# [Goal]
In the lines from the one containing "y-tick-label: 450: [34, 116, 53, 128]" through the end of the records, change "legend-label" to "legend-entry" and give those lines again with nothing else altered.

(Region and label listings)

• • • •

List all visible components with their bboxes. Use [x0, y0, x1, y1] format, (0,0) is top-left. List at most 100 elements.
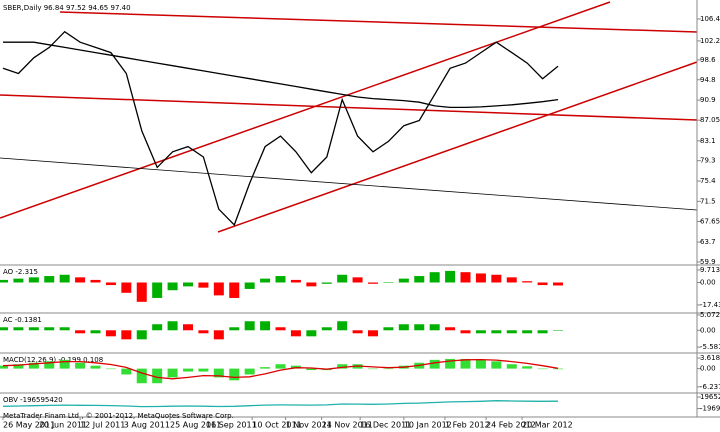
bar [59, 274, 70, 283]
y-tick-label: -196918 [700, 405, 720, 413]
y-tick-label: 5.0722 [700, 311, 720, 319]
x-tick-label: 16 Sep 2011 [206, 421, 257, 430]
bar [152, 282, 163, 298]
bar [28, 327, 39, 331]
bar [0, 279, 8, 283]
y-tick-label: 71.5 [700, 197, 716, 205]
bar [553, 368, 563, 370]
bar [337, 364, 348, 369]
y-tick-label: 98.6 [700, 56, 716, 64]
line [2, 400, 559, 408]
bar [90, 365, 101, 369]
trend-line [59, 11, 698, 33]
y-tick-label: 196521 [700, 393, 720, 401]
bar [368, 330, 378, 337]
bar [44, 361, 55, 369]
x-tick-label: 26 May 2011 [3, 421, 55, 430]
y-tick-label: 79.3 [700, 157, 716, 165]
bar [213, 330, 224, 340]
trend-line [0, 1, 611, 219]
bar [522, 366, 533, 369]
trend-line [0, 157, 698, 211]
y-tick-label: 87.05 [700, 116, 720, 124]
trend-line [217, 61, 698, 233]
bar [105, 368, 116, 370]
y-tick-label: 9.7139 [700, 266, 720, 274]
bar [506, 364, 517, 369]
x-tick-label: 24 Feb 2012 [486, 421, 536, 430]
bar [537, 282, 548, 286]
bar [198, 368, 209, 372]
pane-title: AC -0.1381 [3, 316, 42, 324]
bar [105, 330, 116, 337]
bar [136, 282, 147, 302]
y-tick-label: -6.237 [700, 383, 720, 391]
bar [352, 330, 363, 334]
bar [506, 277, 517, 283]
bar [213, 282, 224, 296]
bar [152, 324, 163, 331]
bar [28, 277, 39, 283]
bar [321, 327, 332, 331]
bar [445, 327, 456, 331]
line [3, 41, 559, 109]
x-tick-label: 16 Dec 2011 [360, 421, 411, 430]
bar [121, 368, 132, 375]
bar [429, 324, 440, 331]
bar [167, 368, 178, 378]
bar [13, 364, 24, 369]
bar [383, 282, 394, 283]
bar [198, 330, 209, 334]
y-tick-label: 106.45 [700, 15, 720, 23]
bar [460, 272, 471, 283]
bar [105, 282, 116, 286]
bar [13, 278, 24, 283]
bar [244, 321, 255, 331]
y-tick-label: 94.8 [700, 76, 716, 84]
bar [152, 368, 163, 384]
bar [429, 359, 440, 369]
pane-title: AO -2.315 [3, 268, 38, 276]
bar [383, 368, 394, 370]
bar [491, 330, 502, 334]
bar [306, 368, 317, 371]
pane-title: MACD(12,26,9) -0.199 0.108 [3, 356, 103, 364]
bar [121, 282, 132, 293]
x-tick-label: 24 Nov 2011 [322, 421, 373, 430]
bar [229, 327, 240, 331]
pane-title: SBER,Daily 96.84 97.52 94.65 97.40 [3, 4, 131, 12]
bar [414, 324, 425, 331]
trend-line [0, 94, 698, 121]
y-tick-label: 3.618 [700, 354, 720, 362]
x-tick-label: 1 Feb 2012 [445, 421, 490, 430]
bar [337, 274, 348, 283]
bar [290, 330, 301, 337]
x-tick-label: 1 Nov 2011 [286, 421, 332, 430]
bar [59, 327, 70, 331]
bar [244, 368, 255, 375]
y-tick-label: -5.5812 [700, 343, 720, 351]
bar [429, 272, 440, 283]
bar [213, 368, 224, 378]
bar [198, 282, 209, 288]
y-tick-label: 102.25 [700, 37, 720, 45]
bar [13, 327, 24, 331]
bar [75, 362, 86, 369]
bar [537, 368, 548, 370]
y-tick-label: 75.4 [700, 177, 716, 185]
bar [0, 365, 8, 369]
bar [75, 277, 86, 283]
bar [445, 270, 456, 283]
bar [475, 330, 486, 334]
y-tick-label: 63.7 [700, 238, 716, 246]
bar [383, 327, 394, 331]
x-tick-label: 20 Jun 2011 [39, 421, 87, 430]
bar [275, 327, 286, 331]
x-tick-label: 12 Jul 2011 [80, 421, 125, 430]
bar [275, 276, 286, 283]
x-tick-label: 10 Oct 2011 [252, 421, 301, 430]
pane-title: OBV -196595420 [3, 396, 63, 404]
line [2, 358, 559, 380]
bar [414, 276, 425, 283]
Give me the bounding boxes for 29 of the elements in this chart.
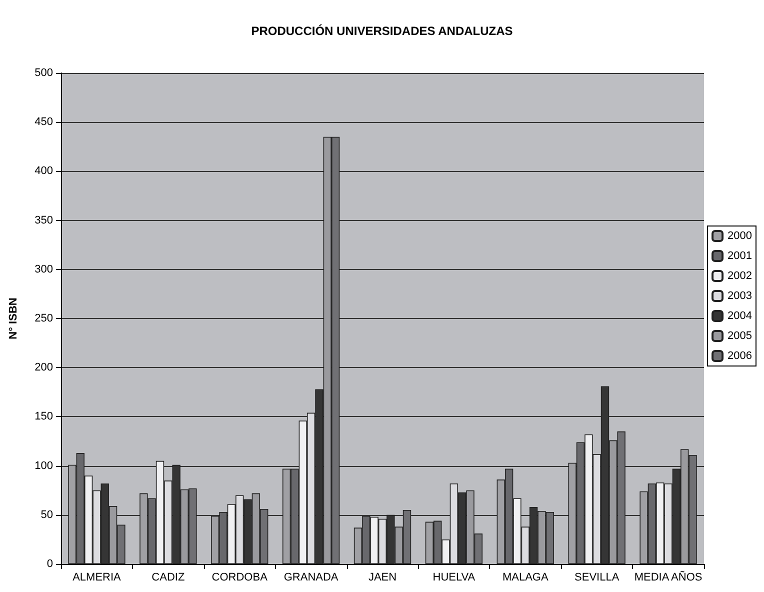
y-tick-label: 450: [34, 116, 53, 128]
y-tick-label: 350: [34, 214, 53, 226]
y-tick-label: 300: [34, 263, 53, 276]
chart-title: PRODUCCIÓN UNIVERSIDADES ANDALUZAS: [251, 24, 513, 38]
legend-label: 2000: [728, 230, 752, 242]
legend-label: 2005: [728, 330, 752, 342]
y-tick-label: 100: [34, 460, 53, 472]
x-tick-label: SEVILLA: [574, 572, 620, 584]
y-axis-title: N° ISBN: [8, 298, 20, 340]
x-tick-label: MALAGA: [502, 572, 549, 584]
legend-label: 2006: [728, 350, 752, 362]
legend-label: 2002: [728, 270, 752, 282]
x-tick-label: CADIZ: [152, 572, 185, 584]
y-tick-label: 0: [46, 558, 53, 570]
y-tick-label: 50: [40, 508, 53, 521]
legend-label: 2003: [728, 290, 752, 302]
x-tick-label: HUELVA: [432, 572, 476, 584]
x-tick-label: CORDOBA: [212, 572, 268, 584]
legend-label: 2001: [728, 250, 752, 262]
x-tick-label: MEDIA AÑOS: [634, 570, 702, 584]
x-tick-label: ALMERIA: [72, 572, 122, 584]
x-tick-label: JAEN: [368, 572, 397, 584]
y-tick-label: 200: [34, 362, 53, 374]
y-tick-label: 150: [34, 410, 53, 423]
y-tick-label: 500: [34, 67, 53, 79]
y-tick-label: 400: [34, 165, 53, 178]
legend-label: 2004: [728, 310, 752, 322]
y-tick-label: 250: [34, 312, 53, 324]
x-tick-label: GRANADA: [284, 572, 339, 584]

• • • •

# [Response to this task]
y-tick-label: 450: [34, 116, 53, 128]
y-tick-label: 350: [34, 214, 53, 226]
y-tick-label: 300: [34, 263, 53, 276]
chart-title: PRODUCCIÓN UNIVERSIDADES ANDALUZAS: [251, 24, 513, 38]
legend-entry: 2000: [728, 230, 752, 242]
legend-entry: 2005: [728, 330, 752, 342]
y-tick-label: 100: [34, 460, 53, 472]
x-tick-label: SEVILLA: [574, 572, 620, 584]
y-axis-title: N° ISBN: [8, 298, 20, 340]
x-tick-label: MALAGA: [502, 572, 549, 584]
legend-entry: 2006: [728, 350, 752, 362]
legend-entry: 2002: [728, 270, 752, 282]
x-tick-label: CADIZ: [152, 572, 185, 584]
y-tick-label: 0: [46, 558, 53, 570]
y-tick-label: 50: [40, 508, 53, 521]
legend-entry: 2003: [728, 290, 752, 302]
x-tick-label: HUELVA: [432, 572, 476, 584]
x-tick-label: CORDOBA: [212, 572, 268, 584]
legend-entry: 2001: [728, 250, 752, 262]
x-tick-label: MEDIA AÑOS: [634, 570, 702, 584]
x-tick-label: ALMERIA: [72, 572, 122, 584]
x-tick-label: JAEN: [368, 572, 397, 584]
y-tick-label: 200: [34, 362, 53, 374]
y-tick-label: 150: [34, 410, 53, 423]
y-tick-label: 500: [34, 67, 53, 79]
y-tick-label: 400: [34, 165, 53, 178]
legend-entry: 2004: [728, 310, 752, 322]
y-tick-label: 250: [34, 312, 53, 324]
x-tick-label: GRANADA: [284, 572, 339, 584]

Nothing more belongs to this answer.